**Job**
Every entry must be echoed exactly.

Data records:

□ □ □ □ □ □ □

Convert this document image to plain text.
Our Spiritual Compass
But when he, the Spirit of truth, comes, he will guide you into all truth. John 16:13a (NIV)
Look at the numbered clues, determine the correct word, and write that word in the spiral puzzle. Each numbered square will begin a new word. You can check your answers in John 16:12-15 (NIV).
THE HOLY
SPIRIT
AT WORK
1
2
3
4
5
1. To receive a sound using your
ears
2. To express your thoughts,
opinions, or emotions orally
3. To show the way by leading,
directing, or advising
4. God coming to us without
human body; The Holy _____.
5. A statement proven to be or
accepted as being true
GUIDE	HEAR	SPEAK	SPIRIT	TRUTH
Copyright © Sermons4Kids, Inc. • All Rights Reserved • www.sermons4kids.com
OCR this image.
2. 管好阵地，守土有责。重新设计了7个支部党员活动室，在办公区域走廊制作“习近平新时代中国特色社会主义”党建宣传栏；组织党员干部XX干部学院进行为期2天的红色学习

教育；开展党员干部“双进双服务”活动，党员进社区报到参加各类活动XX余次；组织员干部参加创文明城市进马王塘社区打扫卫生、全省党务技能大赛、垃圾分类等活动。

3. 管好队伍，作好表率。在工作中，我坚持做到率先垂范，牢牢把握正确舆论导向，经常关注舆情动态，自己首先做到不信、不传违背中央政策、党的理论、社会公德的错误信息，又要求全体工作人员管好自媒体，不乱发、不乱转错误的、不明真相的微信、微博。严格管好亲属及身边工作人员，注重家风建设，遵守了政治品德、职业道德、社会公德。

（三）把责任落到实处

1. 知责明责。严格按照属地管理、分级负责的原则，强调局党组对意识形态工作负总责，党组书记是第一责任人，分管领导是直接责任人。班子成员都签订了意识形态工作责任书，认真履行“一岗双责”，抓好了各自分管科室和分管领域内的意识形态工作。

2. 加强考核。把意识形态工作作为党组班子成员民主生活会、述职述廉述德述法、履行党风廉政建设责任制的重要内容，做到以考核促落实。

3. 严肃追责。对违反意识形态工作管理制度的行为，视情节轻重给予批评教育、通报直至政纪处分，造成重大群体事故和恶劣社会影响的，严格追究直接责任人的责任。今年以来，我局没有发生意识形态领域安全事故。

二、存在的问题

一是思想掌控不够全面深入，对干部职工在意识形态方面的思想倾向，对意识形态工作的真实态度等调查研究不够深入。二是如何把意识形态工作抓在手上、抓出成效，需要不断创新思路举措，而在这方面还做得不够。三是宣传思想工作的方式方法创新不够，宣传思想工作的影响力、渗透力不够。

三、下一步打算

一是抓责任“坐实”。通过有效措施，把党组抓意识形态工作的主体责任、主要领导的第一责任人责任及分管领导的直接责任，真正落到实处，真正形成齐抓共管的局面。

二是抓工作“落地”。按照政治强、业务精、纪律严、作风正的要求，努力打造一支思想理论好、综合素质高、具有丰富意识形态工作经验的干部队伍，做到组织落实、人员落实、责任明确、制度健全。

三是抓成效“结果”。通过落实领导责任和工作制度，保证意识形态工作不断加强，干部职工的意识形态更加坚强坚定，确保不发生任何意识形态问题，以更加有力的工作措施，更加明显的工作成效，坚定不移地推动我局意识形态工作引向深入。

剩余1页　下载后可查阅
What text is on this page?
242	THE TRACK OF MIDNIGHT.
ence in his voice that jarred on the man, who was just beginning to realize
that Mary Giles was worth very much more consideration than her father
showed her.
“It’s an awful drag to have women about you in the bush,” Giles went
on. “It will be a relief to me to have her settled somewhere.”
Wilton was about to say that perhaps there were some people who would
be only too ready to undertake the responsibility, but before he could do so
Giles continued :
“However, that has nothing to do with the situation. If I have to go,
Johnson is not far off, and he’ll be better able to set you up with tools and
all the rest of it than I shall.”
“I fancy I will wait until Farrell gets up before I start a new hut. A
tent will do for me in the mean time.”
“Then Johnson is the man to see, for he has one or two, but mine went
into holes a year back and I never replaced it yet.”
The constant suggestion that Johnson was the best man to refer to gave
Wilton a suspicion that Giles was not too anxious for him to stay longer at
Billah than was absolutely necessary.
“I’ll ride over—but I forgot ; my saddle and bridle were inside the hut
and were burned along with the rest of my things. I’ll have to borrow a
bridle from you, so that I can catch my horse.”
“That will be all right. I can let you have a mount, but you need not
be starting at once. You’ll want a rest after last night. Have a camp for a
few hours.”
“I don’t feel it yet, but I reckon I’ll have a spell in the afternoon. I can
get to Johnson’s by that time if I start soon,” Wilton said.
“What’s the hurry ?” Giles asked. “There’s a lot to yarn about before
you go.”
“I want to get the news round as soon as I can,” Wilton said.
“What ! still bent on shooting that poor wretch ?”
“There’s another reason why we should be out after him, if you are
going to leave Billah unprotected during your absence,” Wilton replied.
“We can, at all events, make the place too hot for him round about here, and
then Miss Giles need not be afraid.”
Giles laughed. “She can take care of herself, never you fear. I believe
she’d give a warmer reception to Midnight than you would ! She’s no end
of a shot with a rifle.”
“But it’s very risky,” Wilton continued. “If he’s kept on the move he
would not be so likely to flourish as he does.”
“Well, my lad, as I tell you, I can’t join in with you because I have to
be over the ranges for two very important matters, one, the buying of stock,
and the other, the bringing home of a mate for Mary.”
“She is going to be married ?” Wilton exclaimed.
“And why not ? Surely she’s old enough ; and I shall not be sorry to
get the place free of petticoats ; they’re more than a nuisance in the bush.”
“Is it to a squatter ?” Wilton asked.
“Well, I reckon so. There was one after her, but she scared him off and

□ □ □ □ □ □ □

**Response to the exercise**
Convert this document image to plain text.
Our Spiritual Compass
But when he, the Spirit of truth, comes, he will guide you into all truth. John 16:13a (NIV)
Look at the numbered clues, determine the correct word, and write that word in the spiral puzzle. Each numbered square will begin a new word. You can check your answers in John 16:12-15 (NIV).
THE HOLY
SPIRIT
AT WORK
1
2
3
4
5
1. To receive a sound using your
ears
2. To express your thoughts,
opinions, or emotions orally
3. To show the way by leading,
directing, or advising
4. God coming to us without
human body; The Holy _____.
5. A statement proven to be or
accepted as being true
GUIDE	HEAR	SPEAK	SPIRIT	TRUTH
Copyright © Sermons4Kids, Inc. • All Rights Reserved • www.sermons4kids.com
OCR this image.
2. 管好阵地，守土有责。重新设计了7个支部党员活动室，在办公区域走廊制作“习近平新时代中国特色社会主义”党建宣传栏；组织党员干部XX干部学院进行为期2天的红色学习

教育；开展党员干部“双进双服务”活动，党员进社区报到参加各类活动XX余次；组织员干部参加创文明城市进马王塘社区打扫卫生、全省党务技能大赛、垃圾分类等活动。

3. 管好队伍，作好表率。在工作中，我坚持做到率先垂范，牢牢把握正确舆论导向，经常关注舆情动态，自己首先做到不信、不传违背中央政策、党的理论、社会公德的错误信息，又要求全体工作人员管好自媒体，不乱发、不乱转错误的、不明真相的微信、微博。严格管好亲属及身边工作人员，注重家风建设，遵守了政治品德、职业道德、社会公德。

（三）把责任落到实处

1. 知责明责。严格按照属地管理、分级负责的原则，强调局党组对意识形态工作负总责，党组书记是第一责任人，分管领导是直接责任人。班子成员都签订了意识形态工作责任书，认真履行“一岗双责”，抓好了各自分管科室和分管领域内的意识形态工作。

2. 加强考核。把意识形态工作作为党组班子成员民主生活会、述职述廉述德述法、履行党风廉政建设责任制的重要内容，做到以考核促落实。

3. 严肃追责。对违反意识形态工作管理制度的行为，视情节轻重给予批评教育、通报直至政纪处分，造成重大群体事故和恶劣社会影响的，严格追究直接责任人的责任。今年以来，我局没有发生意识形态领域安全事故。

二、存在的问题

一是思想掌控不够全面深入，对干部职工在意识形态方面的思想倾向，对意识形态工作的真实态度等调查研究不够深入。二是如何把意识形态工作抓在手上、抓出成效，需要不断创新思路举措，而在这方面还做得不够。三是宣传思想工作的方式方法创新不够，宣传思想工作的影响力、渗透力不够。

三、下一步打算

一是抓责任“坐实”。通过有效措施，把党组抓意识形态工作的主体责任、主要领导的第一责任人责任及分管领导的直接责任，真正落到实处，真正形成齐抓共管的局面。

二是抓工作“落地”。按照政治强、业务精、纪律严、作风正的要求，努力打造一支思想理论好、综合素质高、具有丰富意识形态工作经验的干部队伍，做到组织落实、人员落实、责任明确、制度健全。

三是抓成效“结果”。通过落实领导责任和工作制度，保证意识形态工作不断加强，干部职工的意识形态更加坚强坚定，确保不发生任何意识形态问题，以更加有力的工作措施，更加明显的工作成效，坚定不移地推动我局意识形态工作引向深入。

剩余1页　下载后可查阅
What text is on this page?
242	THE TRACK OF MIDNIGHT.
ence in his voice that jarred on the man, who was just beginning to realize
that Mary Giles was worth very much more consideration than her father
showed her.
“It’s an awful drag to have women about you in the bush,” Giles went
on. “It will be a relief to me to have her settled somewhere.”
Wilton was about to say that perhaps there were some people who would
be only too ready to undertake the responsibility, but before he could do so
Giles continued :
“However, that has nothing to do with the situation. If I have to go,
Johnson is not far off, and he’ll be better able to set you up with tools and
all the rest of it than I shall.”
“I fancy I will wait until Farrell gets up before I start a new hut. A
tent will do for me in the mean time.”
“Then Johnson is the man to see, for he has one or two, but mine went
into holes a year back and I never replaced it yet.”
The constant suggestion that Johnson was the best man to refer to gave
Wilton a suspicion that Giles was not too anxious for him to stay longer at
Billah than was absolutely necessary.
“I’ll ride over—but I forgot ; my saddle and bridle were inside the hut
and were burned along with the rest of my things. I’ll have to borrow a
bridle from you, so that I can catch my horse.”
“That will be all right. I can let you have a mount, but you need not
be starting at once. You’ll want a rest after last night. Have a camp for a
few hours.”
“I don’t feel it yet, but I reckon I’ll have a spell in the afternoon. I can
get to Johnson’s by that time if I start soon,” Wilton said.
“What’s the hurry ?” Giles asked. “There’s a lot to yarn about before
you go.”
“I want to get the news round as soon as I can,” Wilton said.
“What ! still bent on shooting that poor wretch ?”
“There’s another reason why we should be out after him, if you are
going to leave Billah unprotected during your absence,” Wilton replied.
“We can, at all events, make the place too hot for him round about here, and
then Miss Giles need not be afraid.”
Giles laughed. “She can take care of herself, never you fear. I believe
she’d give a warmer reception to Midnight than you would ! She’s no end
of a shot with a rifle.”
“But it’s very risky,” Wilton continued. “If he’s kept on the move he
would not be so likely to flourish as he does.”
“Well, my lad, as I tell you, I can’t join in with you because I have to
be over the ranges for two very important matters, one, the buying of stock,
and the other, the bringing home of a mate for Mary.”
“She is going to be married ?” Wilton exclaimed.
“And why not ? Surely she’s old enough ; and I shall not be sorry to
get the place free of petticoats ; they’re more than a nuisance in the bush.”
“Is it to a squatter ?” Wilton asked.
“Well, I reckon so. There was one after her, but she scared him off and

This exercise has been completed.